[Items from a figure collection]

..........

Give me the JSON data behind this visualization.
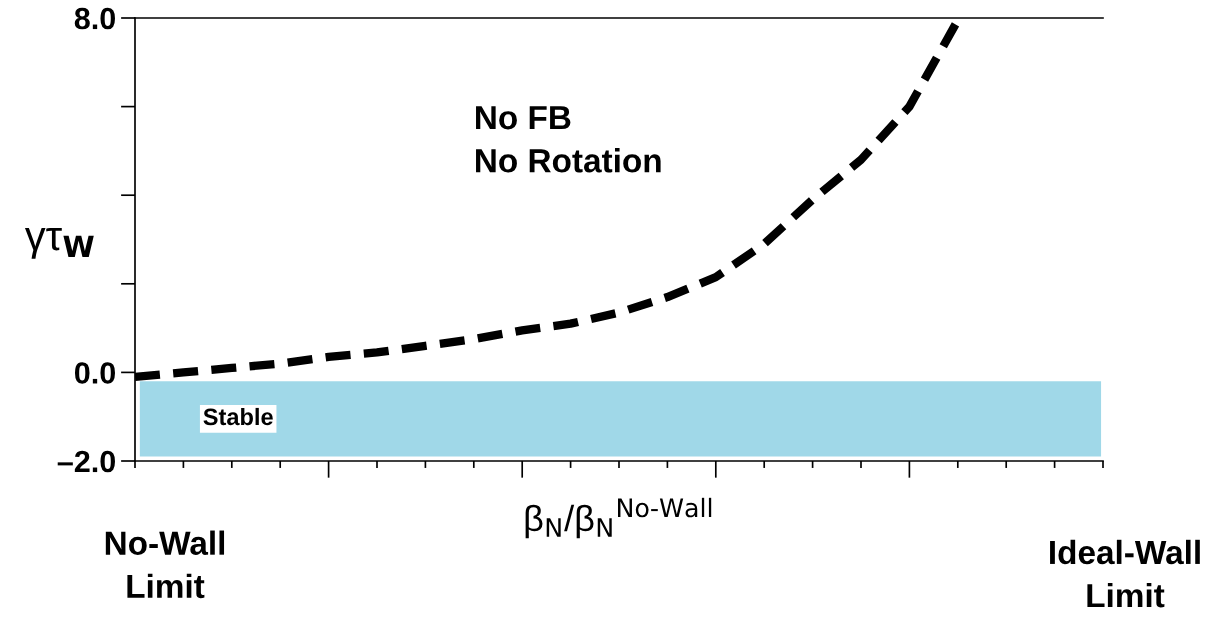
{
  "chart_data": {
    "type": "line",
    "xlabel": "β$_{N}$/β$_{N}$$^{No-Wall}$",
    "ylabel": "γτ$_{W}$",
    "categories": [
      null,
      null,
      null,
      null,
      null,
      null,
      null,
      null,
      null,
      null,
      null,
      null,
      null,
      null,
      null,
      null,
      null,
      null,
      null,
      null,
      null
    ],
    "series": [
      {
        "color": "#000000",
        "values": [
          -0.1,
          0.0,
          0.1,
          0.2,
          0.35,
          0.45,
          0.6,
          0.75,
          0.95,
          1.1,
          1.35,
          1.7,
          2.15,
          2.9,
          3.9,
          4.8,
          6.0,
          7.95,
          null,
          null,
          null
        ]
      }
    ],
    "ylim": [
      -2,
      8
    ],
    "yticks": [
      {
        "value": -2,
        "label": "–2.0"
      },
      {
        "value": 0,
        "label": "0.0"
      },
      {
        "value": 2,
        "label": null
      },
      {
        "value": 4,
        "label": null
      },
      {
        "value": 6,
        "label": null
      },
      {
        "value": 8,
        "label": "8.0"
      }
    ],
    "bands": [
      {
        "axis": "y",
        "from": -1.9,
        "to": -0.2,
        "label": "Stable",
        "color": "#a0d8e8"
      }
    ],
    "annotations": [
      "No FB\nNo Rotation",
      "No-Wall\nLimit",
      "Ideal-Wall\nLimit"
    ],
    "line_style": "dashed",
    "marker": "none",
    "grid": false,
    "legend": false
  }
}
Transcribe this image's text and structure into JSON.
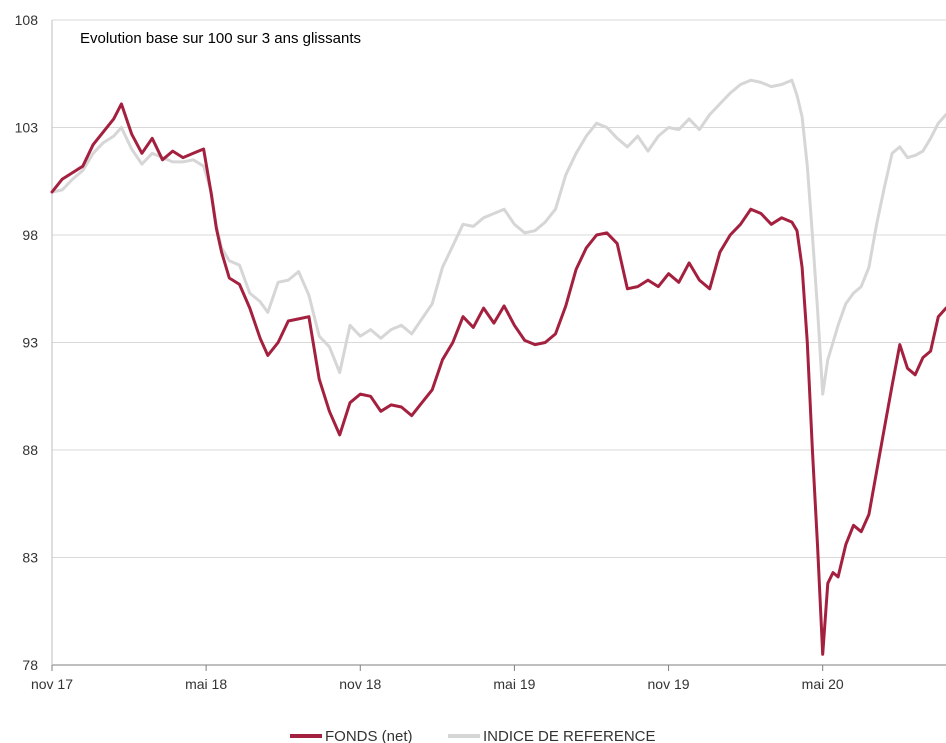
{
  "chart_data": {
    "type": "line",
    "title": "Evolution base sur 100 sur 3 ans glissants",
    "xlabel": "",
    "ylabel": "",
    "ylim": [
      78,
      108
    ],
    "yticks": [
      78,
      83,
      88,
      93,
      98,
      103,
      108
    ],
    "ytick_labels": [
      "78",
      "83",
      "88",
      "93",
      "98",
      "103",
      "108"
    ],
    "xticks": [
      {
        "x": 0,
        "label": "nov 17"
      },
      {
        "x": 6,
        "label": "mai 18"
      },
      {
        "x": 12,
        "label": "nov 18"
      },
      {
        "x": 18,
        "label": "mai 19"
      },
      {
        "x": 24,
        "label": "nov 19"
      },
      {
        "x": 30,
        "label": "mai 20"
      }
    ],
    "xlim": [
      0,
      34.8
    ],
    "x_unit": "months since nov 17",
    "legend_position": "bottom-center",
    "grid": true,
    "series": [
      {
        "name": "FONDS (net)",
        "color": "#a4203f",
        "points": [
          [
            0,
            100
          ],
          [
            0.4,
            100.6
          ],
          [
            0.8,
            100.9
          ],
          [
            1.2,
            101.2
          ],
          [
            1.6,
            102.2
          ],
          [
            2.0,
            102.8
          ],
          [
            2.4,
            103.4
          ],
          [
            2.7,
            104.1
          ],
          [
            3.1,
            102.7
          ],
          [
            3.5,
            101.8
          ],
          [
            3.9,
            102.5
          ],
          [
            4.3,
            101.5
          ],
          [
            4.7,
            101.9
          ],
          [
            5.1,
            101.6
          ],
          [
            5.5,
            101.8
          ],
          [
            5.9,
            102.0
          ],
          [
            6.2,
            99.9
          ],
          [
            6.4,
            98.3
          ],
          [
            6.6,
            97.2
          ],
          [
            6.9,
            96.0
          ],
          [
            7.3,
            95.7
          ],
          [
            7.7,
            94.6
          ],
          [
            8.1,
            93.2
          ],
          [
            8.4,
            92.4
          ],
          [
            8.8,
            93.0
          ],
          [
            9.2,
            94.0
          ],
          [
            9.6,
            94.1
          ],
          [
            10.0,
            94.2
          ],
          [
            10.4,
            91.3
          ],
          [
            10.8,
            89.8
          ],
          [
            11.2,
            88.7
          ],
          [
            11.6,
            90.2
          ],
          [
            12.0,
            90.6
          ],
          [
            12.4,
            90.5
          ],
          [
            12.8,
            89.8
          ],
          [
            13.2,
            90.1
          ],
          [
            13.6,
            90.0
          ],
          [
            14.0,
            89.6
          ],
          [
            14.4,
            90.2
          ],
          [
            14.8,
            90.8
          ],
          [
            15.2,
            92.2
          ],
          [
            15.6,
            93.0
          ],
          [
            16.0,
            94.2
          ],
          [
            16.4,
            93.7
          ],
          [
            16.8,
            94.6
          ],
          [
            17.2,
            93.9
          ],
          [
            17.6,
            94.7
          ],
          [
            18.0,
            93.8
          ],
          [
            18.4,
            93.1
          ],
          [
            18.8,
            92.9
          ],
          [
            19.2,
            93.0
          ],
          [
            19.6,
            93.4
          ],
          [
            20.0,
            94.7
          ],
          [
            20.4,
            96.4
          ],
          [
            20.8,
            97.4
          ],
          [
            21.2,
            98.0
          ],
          [
            21.6,
            98.1
          ],
          [
            22.0,
            97.6
          ],
          [
            22.4,
            95.5
          ],
          [
            22.8,
            95.6
          ],
          [
            23.2,
            95.9
          ],
          [
            23.6,
            95.6
          ],
          [
            24.0,
            96.2
          ],
          [
            24.4,
            95.8
          ],
          [
            24.8,
            96.7
          ],
          [
            25.2,
            95.9
          ],
          [
            25.6,
            95.5
          ],
          [
            26.0,
            97.2
          ],
          [
            26.4,
            98.0
          ],
          [
            26.8,
            98.5
          ],
          [
            27.2,
            99.2
          ],
          [
            27.6,
            99.0
          ],
          [
            28.0,
            98.5
          ],
          [
            28.4,
            98.8
          ],
          [
            28.8,
            98.6
          ],
          [
            29.0,
            98.2
          ],
          [
            29.2,
            96.5
          ],
          [
            29.4,
            93.0
          ],
          [
            29.6,
            88.0
          ],
          [
            29.8,
            83.5
          ],
          [
            30.0,
            78.5
          ],
          [
            30.2,
            81.8
          ],
          [
            30.4,
            82.3
          ],
          [
            30.6,
            82.1
          ],
          [
            30.9,
            83.6
          ],
          [
            31.2,
            84.5
          ],
          [
            31.5,
            84.2
          ],
          [
            31.8,
            85.0
          ],
          [
            32.1,
            87.0
          ],
          [
            32.4,
            89.0
          ],
          [
            32.7,
            91.0
          ],
          [
            33.0,
            92.9
          ],
          [
            33.3,
            91.8
          ],
          [
            33.6,
            91.5
          ],
          [
            33.9,
            92.3
          ],
          [
            34.2,
            92.6
          ],
          [
            34.5,
            94.2
          ],
          [
            34.8,
            94.6
          ]
        ]
      },
      {
        "name": "INDICE DE REFERENCE",
        "color": "#d6d6d6",
        "points": [
          [
            0,
            100
          ],
          [
            0.4,
            100.1
          ],
          [
            0.8,
            100.6
          ],
          [
            1.2,
            101.0
          ],
          [
            1.6,
            101.8
          ],
          [
            2.0,
            102.3
          ],
          [
            2.4,
            102.6
          ],
          [
            2.7,
            103.0
          ],
          [
            3.1,
            102.0
          ],
          [
            3.5,
            101.3
          ],
          [
            3.9,
            101.8
          ],
          [
            4.3,
            101.6
          ],
          [
            4.7,
            101.4
          ],
          [
            5.1,
            101.4
          ],
          [
            5.5,
            101.5
          ],
          [
            5.9,
            101.2
          ],
          [
            6.2,
            100.0
          ],
          [
            6.4,
            98.4
          ],
          [
            6.6,
            97.4
          ],
          [
            6.9,
            96.8
          ],
          [
            7.3,
            96.6
          ],
          [
            7.7,
            95.3
          ],
          [
            8.1,
            94.9
          ],
          [
            8.4,
            94.4
          ],
          [
            8.8,
            95.8
          ],
          [
            9.2,
            95.9
          ],
          [
            9.6,
            96.3
          ],
          [
            10.0,
            95.2
          ],
          [
            10.4,
            93.3
          ],
          [
            10.8,
            92.8
          ],
          [
            11.2,
            91.6
          ],
          [
            11.6,
            93.8
          ],
          [
            12.0,
            93.3
          ],
          [
            12.4,
            93.6
          ],
          [
            12.8,
            93.2
          ],
          [
            13.2,
            93.6
          ],
          [
            13.6,
            93.8
          ],
          [
            14.0,
            93.4
          ],
          [
            14.4,
            94.1
          ],
          [
            14.8,
            94.8
          ],
          [
            15.2,
            96.5
          ],
          [
            15.6,
            97.5
          ],
          [
            16.0,
            98.5
          ],
          [
            16.4,
            98.4
          ],
          [
            16.8,
            98.8
          ],
          [
            17.2,
            99.0
          ],
          [
            17.6,
            99.2
          ],
          [
            18.0,
            98.5
          ],
          [
            18.4,
            98.1
          ],
          [
            18.8,
            98.2
          ],
          [
            19.2,
            98.6
          ],
          [
            19.6,
            99.2
          ],
          [
            20.0,
            100.8
          ],
          [
            20.4,
            101.8
          ],
          [
            20.8,
            102.6
          ],
          [
            21.2,
            103.2
          ],
          [
            21.6,
            103.0
          ],
          [
            22.0,
            102.5
          ],
          [
            22.4,
            102.1
          ],
          [
            22.8,
            102.6
          ],
          [
            23.2,
            101.9
          ],
          [
            23.6,
            102.6
          ],
          [
            24.0,
            103.0
          ],
          [
            24.4,
            102.9
          ],
          [
            24.8,
            103.4
          ],
          [
            25.2,
            102.9
          ],
          [
            25.6,
            103.6
          ],
          [
            26.0,
            104.1
          ],
          [
            26.4,
            104.6
          ],
          [
            26.8,
            105.0
          ],
          [
            27.2,
            105.2
          ],
          [
            27.6,
            105.1
          ],
          [
            28.0,
            104.9
          ],
          [
            28.4,
            105.0
          ],
          [
            28.8,
            105.2
          ],
          [
            29.0,
            104.5
          ],
          [
            29.2,
            103.5
          ],
          [
            29.4,
            101.2
          ],
          [
            29.6,
            98.0
          ],
          [
            29.8,
            94.5
          ],
          [
            30.0,
            90.6
          ],
          [
            30.2,
            92.2
          ],
          [
            30.4,
            93.0
          ],
          [
            30.6,
            93.8
          ],
          [
            30.9,
            94.8
          ],
          [
            31.2,
            95.3
          ],
          [
            31.5,
            95.6
          ],
          [
            31.8,
            96.5
          ],
          [
            32.1,
            98.5
          ],
          [
            32.4,
            100.2
          ],
          [
            32.7,
            101.8
          ],
          [
            33.0,
            102.1
          ],
          [
            33.3,
            101.6
          ],
          [
            33.6,
            101.7
          ],
          [
            33.9,
            101.9
          ],
          [
            34.2,
            102.5
          ],
          [
            34.5,
            103.2
          ],
          [
            34.8,
            103.6
          ]
        ]
      }
    ]
  }
}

..........

[Given problem] Locate each line with the word "this" and copy it.

[Correct response]
Give me the JSON data behind this visualization.
Transcribe this image's text and structure into JSON.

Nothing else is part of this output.